◆ **Task statement**
Where a line holds "Liderzy", copy it.

◆ **Recorded information**
## begin

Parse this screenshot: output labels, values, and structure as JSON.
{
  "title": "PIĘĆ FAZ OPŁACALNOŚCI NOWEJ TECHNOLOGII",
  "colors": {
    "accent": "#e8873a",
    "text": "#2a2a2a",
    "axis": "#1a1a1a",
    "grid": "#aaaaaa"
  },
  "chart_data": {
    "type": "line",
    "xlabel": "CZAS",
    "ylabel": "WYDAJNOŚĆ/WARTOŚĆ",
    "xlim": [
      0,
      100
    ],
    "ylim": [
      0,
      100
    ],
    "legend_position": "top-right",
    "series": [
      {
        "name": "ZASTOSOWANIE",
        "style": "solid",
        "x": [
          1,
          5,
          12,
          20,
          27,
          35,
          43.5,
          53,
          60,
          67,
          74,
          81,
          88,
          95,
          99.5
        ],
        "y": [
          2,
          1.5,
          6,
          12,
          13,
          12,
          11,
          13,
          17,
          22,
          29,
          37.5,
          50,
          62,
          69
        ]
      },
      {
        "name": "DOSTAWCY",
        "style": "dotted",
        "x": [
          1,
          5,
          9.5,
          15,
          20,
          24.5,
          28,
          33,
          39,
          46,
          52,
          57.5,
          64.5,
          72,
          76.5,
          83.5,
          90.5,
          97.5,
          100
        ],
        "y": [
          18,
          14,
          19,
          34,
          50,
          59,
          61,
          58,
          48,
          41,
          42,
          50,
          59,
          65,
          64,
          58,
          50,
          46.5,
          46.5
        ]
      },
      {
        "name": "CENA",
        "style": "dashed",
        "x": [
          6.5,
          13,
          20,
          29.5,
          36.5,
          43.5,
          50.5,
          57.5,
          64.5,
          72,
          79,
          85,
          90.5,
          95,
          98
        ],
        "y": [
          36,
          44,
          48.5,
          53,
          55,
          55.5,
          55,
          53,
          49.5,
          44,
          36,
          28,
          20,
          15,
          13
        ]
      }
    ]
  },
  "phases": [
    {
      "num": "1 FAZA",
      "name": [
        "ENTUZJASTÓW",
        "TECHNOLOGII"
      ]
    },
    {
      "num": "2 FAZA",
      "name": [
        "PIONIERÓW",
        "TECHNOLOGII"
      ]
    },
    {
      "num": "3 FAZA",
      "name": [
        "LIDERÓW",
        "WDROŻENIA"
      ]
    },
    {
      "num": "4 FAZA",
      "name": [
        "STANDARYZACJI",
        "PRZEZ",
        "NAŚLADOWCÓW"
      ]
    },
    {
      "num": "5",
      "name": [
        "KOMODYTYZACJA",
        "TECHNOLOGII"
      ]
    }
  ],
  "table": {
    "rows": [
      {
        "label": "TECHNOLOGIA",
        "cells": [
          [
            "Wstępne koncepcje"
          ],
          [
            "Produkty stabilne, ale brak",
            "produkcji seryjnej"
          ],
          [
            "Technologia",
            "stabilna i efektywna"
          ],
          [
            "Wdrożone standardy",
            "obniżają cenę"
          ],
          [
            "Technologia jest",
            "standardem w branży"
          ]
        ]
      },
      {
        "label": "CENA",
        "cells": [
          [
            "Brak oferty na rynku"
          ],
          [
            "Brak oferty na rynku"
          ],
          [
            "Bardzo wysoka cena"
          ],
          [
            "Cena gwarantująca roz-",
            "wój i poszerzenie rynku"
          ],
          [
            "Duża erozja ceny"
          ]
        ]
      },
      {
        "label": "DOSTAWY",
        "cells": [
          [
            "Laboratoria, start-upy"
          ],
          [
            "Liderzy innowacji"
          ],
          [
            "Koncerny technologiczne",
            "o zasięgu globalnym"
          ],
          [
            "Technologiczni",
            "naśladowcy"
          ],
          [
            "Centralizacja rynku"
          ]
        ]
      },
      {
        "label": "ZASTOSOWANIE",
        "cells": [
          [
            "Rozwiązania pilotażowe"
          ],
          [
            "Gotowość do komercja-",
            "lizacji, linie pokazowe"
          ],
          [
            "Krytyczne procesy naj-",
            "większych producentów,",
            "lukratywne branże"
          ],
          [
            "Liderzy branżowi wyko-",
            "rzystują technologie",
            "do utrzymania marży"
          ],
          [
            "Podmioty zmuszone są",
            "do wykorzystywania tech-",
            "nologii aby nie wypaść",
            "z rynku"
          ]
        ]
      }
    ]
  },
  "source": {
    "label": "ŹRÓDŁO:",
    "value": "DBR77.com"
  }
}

## end

◆ **Correct result**
            "Liderzy innowacji"
            "Liderzy branżowi wyko-",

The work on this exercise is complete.